====== Exercise material
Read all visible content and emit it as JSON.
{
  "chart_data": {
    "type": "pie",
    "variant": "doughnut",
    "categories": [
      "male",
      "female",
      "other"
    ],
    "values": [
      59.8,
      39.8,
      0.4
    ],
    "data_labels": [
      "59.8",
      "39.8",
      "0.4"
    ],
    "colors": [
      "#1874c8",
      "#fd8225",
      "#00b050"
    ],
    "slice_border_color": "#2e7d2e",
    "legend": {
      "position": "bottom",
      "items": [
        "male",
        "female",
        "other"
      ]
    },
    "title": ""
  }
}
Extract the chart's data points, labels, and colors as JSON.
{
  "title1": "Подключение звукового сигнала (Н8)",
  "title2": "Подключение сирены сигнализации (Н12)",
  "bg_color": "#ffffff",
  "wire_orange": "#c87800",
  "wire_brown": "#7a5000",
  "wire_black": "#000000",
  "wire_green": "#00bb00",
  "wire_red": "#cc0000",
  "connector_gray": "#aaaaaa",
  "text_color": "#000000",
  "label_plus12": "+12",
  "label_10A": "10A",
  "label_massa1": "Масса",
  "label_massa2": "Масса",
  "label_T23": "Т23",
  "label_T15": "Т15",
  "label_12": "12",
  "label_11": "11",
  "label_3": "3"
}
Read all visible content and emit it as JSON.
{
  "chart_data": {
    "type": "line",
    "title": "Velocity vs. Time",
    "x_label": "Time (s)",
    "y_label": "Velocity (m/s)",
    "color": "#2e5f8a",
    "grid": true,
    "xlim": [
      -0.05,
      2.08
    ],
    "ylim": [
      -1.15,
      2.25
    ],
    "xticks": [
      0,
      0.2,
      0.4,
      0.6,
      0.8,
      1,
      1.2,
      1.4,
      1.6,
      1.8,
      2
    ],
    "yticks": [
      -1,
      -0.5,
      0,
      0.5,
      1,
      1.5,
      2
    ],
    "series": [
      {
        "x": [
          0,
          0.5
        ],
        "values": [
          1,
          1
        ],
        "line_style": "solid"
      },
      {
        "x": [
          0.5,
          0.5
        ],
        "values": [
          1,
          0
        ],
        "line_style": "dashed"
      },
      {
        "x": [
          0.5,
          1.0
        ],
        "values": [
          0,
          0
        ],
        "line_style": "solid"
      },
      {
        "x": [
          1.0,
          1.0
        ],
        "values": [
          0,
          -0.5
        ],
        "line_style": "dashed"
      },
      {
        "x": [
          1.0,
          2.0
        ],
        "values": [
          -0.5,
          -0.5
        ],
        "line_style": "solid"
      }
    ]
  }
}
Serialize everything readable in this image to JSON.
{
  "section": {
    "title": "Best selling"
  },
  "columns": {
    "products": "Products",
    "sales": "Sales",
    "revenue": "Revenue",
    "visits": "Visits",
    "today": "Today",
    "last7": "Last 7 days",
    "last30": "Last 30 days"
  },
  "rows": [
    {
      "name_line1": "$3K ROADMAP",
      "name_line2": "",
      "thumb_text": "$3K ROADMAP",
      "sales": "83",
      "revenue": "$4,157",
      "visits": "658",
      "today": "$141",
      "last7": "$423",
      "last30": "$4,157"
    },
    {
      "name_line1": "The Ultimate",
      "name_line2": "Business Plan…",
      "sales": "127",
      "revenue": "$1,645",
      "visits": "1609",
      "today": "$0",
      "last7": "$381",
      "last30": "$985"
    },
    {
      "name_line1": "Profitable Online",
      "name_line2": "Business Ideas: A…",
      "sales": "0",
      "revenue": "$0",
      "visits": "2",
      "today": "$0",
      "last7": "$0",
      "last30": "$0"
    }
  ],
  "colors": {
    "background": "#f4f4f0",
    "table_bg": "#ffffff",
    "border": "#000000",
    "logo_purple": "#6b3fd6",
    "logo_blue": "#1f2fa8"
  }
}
============
- _The problem_:
Repeat every line of the material exactly as given.

- _Exercise solution_:
Read all visible content and emit it as JSON.
{
  "chart_data": {
    "type": "pie",
    "variant": "doughnut",
    "categories": [
      "male",
      "female",
      "other"
    ],
    "values": [
      59.8,
      39.8,
      0.4
    ],
    "data_labels": [
      "59.8",
      "39.8",
      "0.4"
    ],
    "colors": [
      "#1874c8",
      "#fd8225",
      "#00b050"
    ],
    "slice_border_color": "#2e7d2e",
    "legend": {
      "position": "bottom",
      "items": [
        "male",
        "female",
        "other"
      ]
    },
    "title": ""
  }
}
Extract the chart's data points, labels, and colors as JSON.
{
  "title1": "Подключение звукового сигнала (Н8)",
  "title2": "Подключение сирены сигнализации (Н12)",
  "bg_color": "#ffffff",
  "wire_orange": "#c87800",
  "wire_brown": "#7a5000",
  "wire_black": "#000000",
  "wire_green": "#00bb00",
  "wire_red": "#cc0000",
  "connector_gray": "#aaaaaa",
  "text_color": "#000000",
  "label_plus12": "+12",
  "label_10A": "10A",
  "label_massa1": "Масса",
  "label_massa2": "Масса",
  "label_T23": "Т23",
  "label_T15": "Т15",
  "label_12": "12",
  "label_11": "11",
  "label_3": "3"
}
Read all visible content and emit it as JSON.
{
  "chart_data": {
    "type": "line",
    "title": "Velocity vs. Time",
    "x_label": "Time (s)",
    "y_label": "Velocity (m/s)",
    "color": "#2e5f8a",
    "grid": true,
    "xlim": [
      -0.05,
      2.08
    ],
    "ylim": [
      -1.15,
      2.25
    ],
    "xticks": [
      0,
      0.2,
      0.4,
      0.6,
      0.8,
      1,
      1.2,
      1.4,
      1.6,
      1.8,
      2
    ],
    "yticks": [
      -1,
      -0.5,
      0,
      0.5,
      1,
      1.5,
      2
    ],
    "series": [
      {
        "x": [
          0,
          0.5
        ],
        "values": [
          1,
          1
        ],
        "line_style": "solid"
      },
      {
        "x": [
          0.5,
          0.5
        ],
        "values": [
          1,
          0
        ],
        "line_style": "dashed"
      },
      {
        "x": [
          0.5,
          1.0
        ],
        "values": [
          0,
          0
        ],
        "line_style": "solid"
      },
      {
        "x": [
          1.0,
          1.0
        ],
        "values": [
          0,
          -0.5
        ],
        "line_style": "dashed"
      },
      {
        "x": [
          1.0,
          2.0
        ],
        "values": [
          -0.5,
          -0.5
        ],
        "line_style": "solid"
      }
    ]
  }
}
Serialize everything readable in this image to JSON.
{
  "section": {
    "title": "Best selling"
  },
  "columns": {
    "products": "Products",
    "sales": "Sales",
    "revenue": "Revenue",
    "visits": "Visits",
    "today": "Today",
    "last7": "Last 7 days",
    "last30": "Last 30 days"
  },
  "rows": [
    {
      "name_line1": "$3K ROADMAP",
      "name_line2": "",
      "thumb_text": "$3K ROADMAP",
      "sales": "83",
      "revenue": "$4,157",
      "visits": "658",
      "today": "$141",
      "last7": "$423",
      "last30": "$4,157"
    },
    {
      "name_line1": "The Ultimate",
      "name_line2": "Business Plan…",
      "sales": "127",
      "revenue": "$1,645",
      "visits": "1609",
      "today": "$0",
      "last7": "$381",
      "last30": "$985"
    },
    {
      "name_line1": "Profitable Online",
      "name_line2": "Business Ideas: A…",
      "sales": "0",
      "revenue": "$0",
      "visits": "2",
      "today": "$0",
      "last7": "$0",
      "last30": "$0"
    }
  ],
  "colors": {
    "background": "#f4f4f0",
    "table_bg": "#ffffff",
    "border": "#000000",
    "logo_purple": "#6b3fd6",
    "logo_blue": "#1f2fa8"
  }
}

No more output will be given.